> _Exercise materials_:
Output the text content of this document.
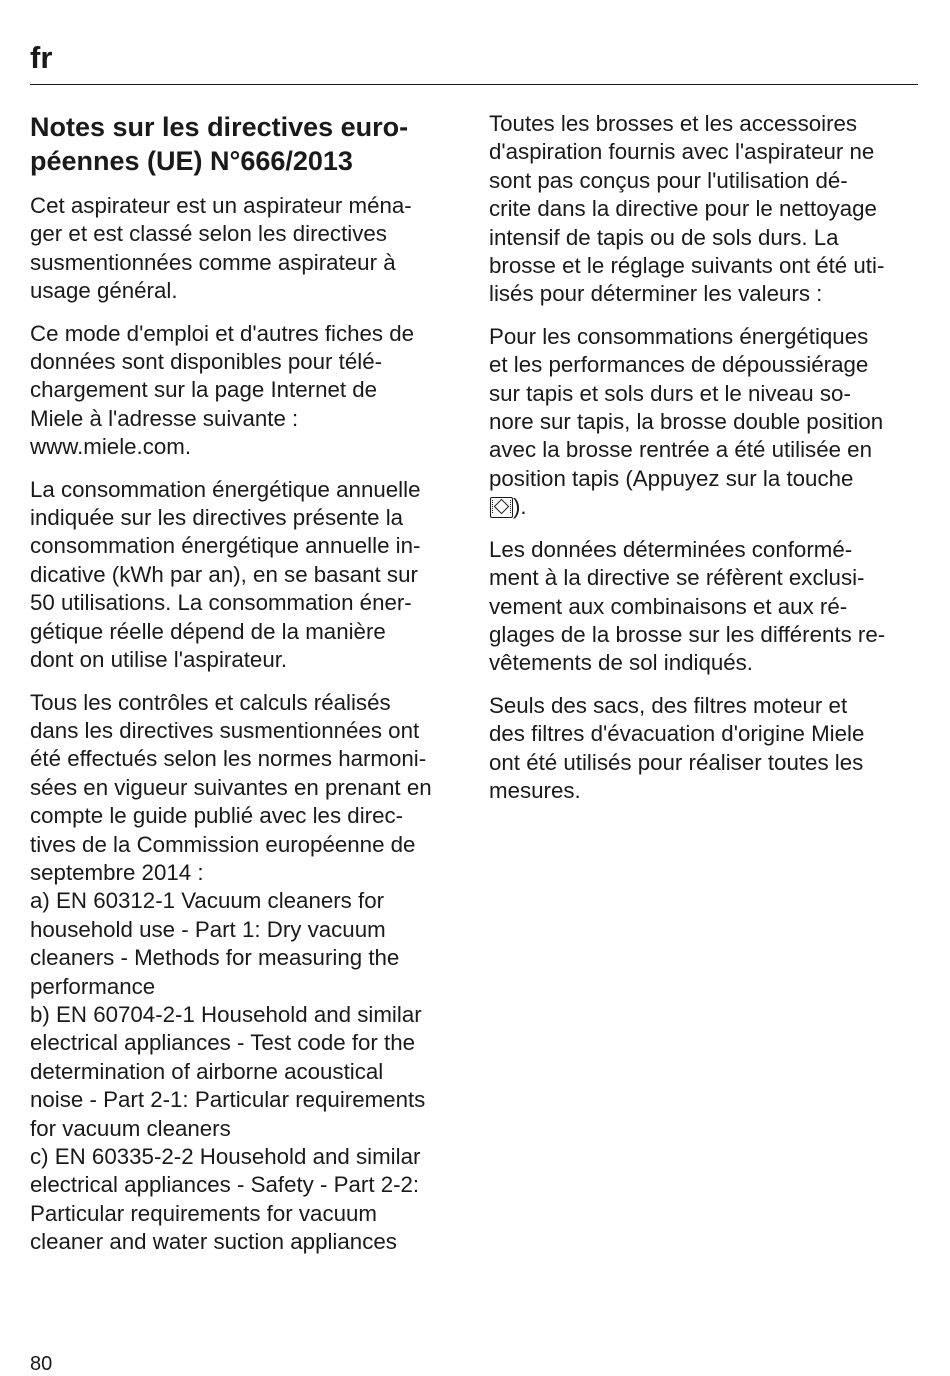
fr
Notes sur les directives euro-
péennes (UE) N°666/2013

Cet aspirateur est un aspirateur ména-
ger et est classé selon les directives
susmentionnées comme aspirateur à
usage général.

Ce mode d'emploi et d'autres fiches de
données sont disponibles pour télé-
chargement sur la page Internet de
Miele à l'adresse suivante :
www.miele.com.

La consommation énergétique annuelle
indiquée sur les directives présente la
consommation énergétique annuelle in-
dicative (kWh par an), en se basant sur
50 utilisations. La consommation éner-
gétique réelle dépend de la manière
dont on utilise l'aspirateur.

Tous les contrôles et calculs réalisés
dans les directives susmentionnées ont
été effectués selon les normes harmoni-
sées en vigueur suivantes en prenant en
compte le guide publié avec les direc-
tives de la Commission européenne de
septembre 2014 :

a) EN 60312-1 Vacuum cleaners for
household use - Part 1: Dry vacuum
cleaners - Methods for measuring the
performance

b) EN 60704-2-1 Household and similar
electrical appliances - Test code for the
determination of airborne acoustical
noise - Part 2-1: Particular requirements
for vacuum cleaners

c) EN 60335-2-2 Household and similar
electrical appliances - Safety - Part 2-2:
Particular requirements for vacuum
cleaner and water suction appliances

Toutes les brosses et les accessoires
d'aspiration fournis avec l'aspirateur ne
sont pas conçus pour l'utilisation dé-
crite dans la directive pour le nettoyage
intensif de tapis ou de sols durs. La
brosse et le réglage suivants ont été uti-
lisés pour déterminer les valeurs :

Pour les consommations énergétiques
et les performances de dépoussiérage
sur tapis et sols durs et le niveau so-
nore sur tapis, la brosse double position
avec la brosse rentrée a été utilisée en
position tapis (Appuyez sur la touche
).

Les données déterminées conformé-
ment à la directive se réfèrent exclusi-
vement aux combinaisons et aux ré-
glages de la brosse sur les différents re-
vêtements de sol indiqués.

Seuls des sacs, des filtres moteur et
des filtres d'évacuation d'origine Miele
ont été utilisés pour réaliser toutes les
mesures.

80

> _Request_:
Return every line of the records exactly as given, pictures excluded.

> _Finished exercise_:
Output the text content of this document.
fr
Notes sur les directives euro-
péennes (UE) N°666/2013

Cet aspirateur est un aspirateur ména-
ger et est classé selon les directives
susmentionnées comme aspirateur à
usage général.

Ce mode d'emploi et d'autres fiches de
données sont disponibles pour télé-
chargement sur la page Internet de
Miele à l'adresse suivante :
www.miele.com.

La consommation énergétique annuelle
indiquée sur les directives présente la
consommation énergétique annuelle in-
dicative (kWh par an), en se basant sur
50 utilisations. La consommation éner-
gétique réelle dépend de la manière
dont on utilise l'aspirateur.

Tous les contrôles et calculs réalisés
dans les directives susmentionnées ont
été effectués selon les normes harmoni-
sées en vigueur suivantes en prenant en
compte le guide publié avec les direc-
tives de la Commission européenne de
septembre 2014 :

a) EN 60312-1 Vacuum cleaners for
household use - Part 1: Dry vacuum
cleaners - Methods for measuring the
performance

b) EN 60704-2-1 Household and similar
electrical appliances - Test code for the
determination of airborne acoustical
noise - Part 2-1: Particular requirements
for vacuum cleaners

c) EN 60335-2-2 Household and similar
electrical appliances - Safety - Part 2-2:
Particular requirements for vacuum
cleaner and water suction appliances

Toutes les brosses et les accessoires
d'aspiration fournis avec l'aspirateur ne
sont pas conçus pour l'utilisation dé-
crite dans la directive pour le nettoyage
intensif de tapis ou de sols durs. La
brosse et le réglage suivants ont été uti-
lisés pour déterminer les valeurs :

Pour les consommations énergétiques
et les performances de dépoussiérage
sur tapis et sols durs et le niveau so-
nore sur tapis, la brosse double position
avec la brosse rentrée a été utilisée en
position tapis (Appuyez sur la touche
).

Les données déterminées conformé-
ment à la directive se réfèrent exclusi-
vement aux combinaisons et aux ré-
glages de la brosse sur les différents re-
vêtements de sol indiqués.

Seuls des sacs, des filtres moteur et
des filtres d'évacuation d'origine Miele
ont été utilisés pour réaliser toutes les
mesures.

80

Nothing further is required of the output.